* _Given task_
Your task is to repeat the entries word for word while leaving out the pictures.

* _Extracted information_
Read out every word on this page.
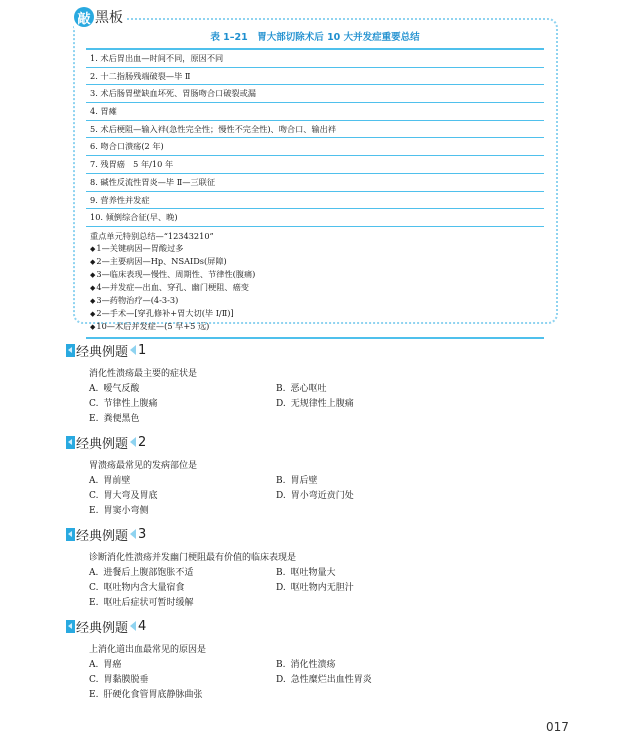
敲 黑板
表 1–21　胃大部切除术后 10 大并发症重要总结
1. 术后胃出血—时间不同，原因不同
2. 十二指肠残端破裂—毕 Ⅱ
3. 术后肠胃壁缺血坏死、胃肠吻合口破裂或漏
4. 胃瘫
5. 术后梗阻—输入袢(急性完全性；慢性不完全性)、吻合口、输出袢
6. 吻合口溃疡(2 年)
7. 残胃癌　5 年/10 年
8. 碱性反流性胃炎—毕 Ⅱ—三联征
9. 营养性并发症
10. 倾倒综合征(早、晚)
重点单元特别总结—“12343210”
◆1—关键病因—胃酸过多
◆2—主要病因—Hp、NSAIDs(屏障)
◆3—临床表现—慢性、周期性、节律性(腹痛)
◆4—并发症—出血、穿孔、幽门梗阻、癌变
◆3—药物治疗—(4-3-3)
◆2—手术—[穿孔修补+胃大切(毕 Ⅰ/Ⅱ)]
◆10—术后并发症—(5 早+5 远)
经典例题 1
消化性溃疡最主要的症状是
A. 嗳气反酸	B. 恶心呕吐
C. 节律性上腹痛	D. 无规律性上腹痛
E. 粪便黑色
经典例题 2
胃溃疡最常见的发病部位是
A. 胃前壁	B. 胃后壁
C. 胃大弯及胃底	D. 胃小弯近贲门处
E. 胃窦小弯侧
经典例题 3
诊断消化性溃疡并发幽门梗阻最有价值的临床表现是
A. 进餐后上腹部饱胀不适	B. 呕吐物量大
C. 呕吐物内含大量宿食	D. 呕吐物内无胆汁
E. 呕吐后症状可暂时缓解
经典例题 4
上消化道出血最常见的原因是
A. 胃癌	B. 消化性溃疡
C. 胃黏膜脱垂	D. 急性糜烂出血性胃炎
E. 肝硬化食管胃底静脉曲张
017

* _Result of the exercise_
Read out every word on this page.
敲 黑板
表 1–21　胃大部切除术后 10 大并发症重要总结
1. 术后胃出血—时间不同，原因不同
2. 十二指肠残端破裂—毕 Ⅱ
3. 术后肠胃壁缺血坏死、胃肠吻合口破裂或漏
4. 胃瘫
5. 术后梗阻—输入袢(急性完全性；慢性不完全性)、吻合口、输出袢
6. 吻合口溃疡(2 年)
7. 残胃癌　5 年/10 年
8. 碱性反流性胃炎—毕 Ⅱ—三联征
9. 营养性并发症
10. 倾倒综合征(早、晚)
重点单元特别总结—“12343210”
◆1—关键病因—胃酸过多
◆2—主要病因—Hp、NSAIDs(屏障)
◆3—临床表现—慢性、周期性、节律性(腹痛)
◆4—并发症—出血、穿孔、幽门梗阻、癌变
◆3—药物治疗—(4-3-3)
◆2—手术—[穿孔修补+胃大切(毕 Ⅰ/Ⅱ)]
◆10—术后并发症—(5 早+5 远)
经典例题 1
消化性溃疡最主要的症状是
A. 嗳气反酸	B. 恶心呕吐
C. 节律性上腹痛	D. 无规律性上腹痛
E. 粪便黑色
经典例题 2
胃溃疡最常见的发病部位是
A. 胃前壁	B. 胃后壁
C. 胃大弯及胃底	D. 胃小弯近贲门处
E. 胃窦小弯侧
经典例题 3
诊断消化性溃疡并发幽门梗阻最有价值的临床表现是
A. 进餐后上腹部饱胀不适	B. 呕吐物量大
C. 呕吐物内含大量宿食	D. 呕吐物内无胆汁
E. 呕吐后症状可暂时缓解
经典例题 4
上消化道出血最常见的原因是
A. 胃癌	B. 消化性溃疡
C. 胃黏膜脱垂	D. 急性糜烂出血性胃炎
E. 肝硬化食管胃底静脉曲张
017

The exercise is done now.